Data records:
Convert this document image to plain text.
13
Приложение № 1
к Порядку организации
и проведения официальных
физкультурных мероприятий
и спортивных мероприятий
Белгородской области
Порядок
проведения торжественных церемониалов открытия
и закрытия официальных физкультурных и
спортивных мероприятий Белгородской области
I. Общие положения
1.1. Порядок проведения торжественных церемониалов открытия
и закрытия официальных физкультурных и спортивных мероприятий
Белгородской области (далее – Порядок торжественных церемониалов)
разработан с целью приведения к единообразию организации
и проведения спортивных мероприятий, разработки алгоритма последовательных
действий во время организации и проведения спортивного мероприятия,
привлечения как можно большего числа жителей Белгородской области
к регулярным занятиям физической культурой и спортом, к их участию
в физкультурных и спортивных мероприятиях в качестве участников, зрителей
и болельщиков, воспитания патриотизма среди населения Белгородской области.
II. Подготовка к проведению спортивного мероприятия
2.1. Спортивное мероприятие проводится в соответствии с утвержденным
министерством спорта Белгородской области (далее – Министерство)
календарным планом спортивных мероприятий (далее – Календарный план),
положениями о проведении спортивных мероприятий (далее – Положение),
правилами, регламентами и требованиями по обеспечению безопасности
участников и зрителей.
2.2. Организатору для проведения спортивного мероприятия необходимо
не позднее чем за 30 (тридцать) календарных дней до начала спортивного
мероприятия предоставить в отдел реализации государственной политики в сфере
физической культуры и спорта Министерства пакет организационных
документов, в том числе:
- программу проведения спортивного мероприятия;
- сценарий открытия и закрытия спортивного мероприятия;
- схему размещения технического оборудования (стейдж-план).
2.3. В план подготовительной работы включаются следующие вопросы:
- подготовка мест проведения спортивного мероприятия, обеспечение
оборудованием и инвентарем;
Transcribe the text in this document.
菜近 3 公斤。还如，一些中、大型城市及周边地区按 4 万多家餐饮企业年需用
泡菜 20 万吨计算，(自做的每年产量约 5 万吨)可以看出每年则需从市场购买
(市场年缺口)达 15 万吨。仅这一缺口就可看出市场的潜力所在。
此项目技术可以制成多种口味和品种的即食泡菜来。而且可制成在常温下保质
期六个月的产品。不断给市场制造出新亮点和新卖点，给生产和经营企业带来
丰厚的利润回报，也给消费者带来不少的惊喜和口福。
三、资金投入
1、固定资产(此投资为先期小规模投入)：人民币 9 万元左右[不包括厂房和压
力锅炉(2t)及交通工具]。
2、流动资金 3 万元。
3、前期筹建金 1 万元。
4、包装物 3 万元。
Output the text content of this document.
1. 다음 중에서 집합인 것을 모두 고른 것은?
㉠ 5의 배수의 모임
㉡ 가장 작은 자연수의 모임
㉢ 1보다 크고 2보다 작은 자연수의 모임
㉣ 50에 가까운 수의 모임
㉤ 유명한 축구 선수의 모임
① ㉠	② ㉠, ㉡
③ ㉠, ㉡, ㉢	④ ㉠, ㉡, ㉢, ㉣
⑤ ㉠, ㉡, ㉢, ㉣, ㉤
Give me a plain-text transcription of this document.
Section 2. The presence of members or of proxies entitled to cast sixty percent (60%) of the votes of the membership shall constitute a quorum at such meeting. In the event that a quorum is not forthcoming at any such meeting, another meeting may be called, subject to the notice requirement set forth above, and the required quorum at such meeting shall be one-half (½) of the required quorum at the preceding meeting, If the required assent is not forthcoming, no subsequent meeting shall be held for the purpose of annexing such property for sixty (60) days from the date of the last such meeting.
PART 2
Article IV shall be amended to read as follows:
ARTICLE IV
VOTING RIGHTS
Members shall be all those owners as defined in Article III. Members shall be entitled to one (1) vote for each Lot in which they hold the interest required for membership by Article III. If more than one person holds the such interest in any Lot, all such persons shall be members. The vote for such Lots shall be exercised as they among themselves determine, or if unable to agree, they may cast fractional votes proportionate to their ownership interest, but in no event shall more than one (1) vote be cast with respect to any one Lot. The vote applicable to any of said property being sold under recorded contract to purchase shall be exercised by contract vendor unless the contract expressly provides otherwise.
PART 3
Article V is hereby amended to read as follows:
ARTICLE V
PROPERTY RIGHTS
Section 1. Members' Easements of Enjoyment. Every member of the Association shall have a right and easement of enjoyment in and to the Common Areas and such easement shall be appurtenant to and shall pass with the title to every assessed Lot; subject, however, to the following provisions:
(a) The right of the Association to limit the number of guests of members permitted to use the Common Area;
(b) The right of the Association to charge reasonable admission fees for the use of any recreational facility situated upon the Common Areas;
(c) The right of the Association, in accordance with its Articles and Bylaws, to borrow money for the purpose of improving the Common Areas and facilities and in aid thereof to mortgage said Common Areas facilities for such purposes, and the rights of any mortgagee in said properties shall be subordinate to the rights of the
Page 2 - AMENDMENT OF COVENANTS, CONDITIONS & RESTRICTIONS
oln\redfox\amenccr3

TASK:
For the listing above, identify each line bearing "plain".

SOLUTION FOR THIS EXERCISE:
Convert this document image to plain text.
Give me a plain-text transcription of this document.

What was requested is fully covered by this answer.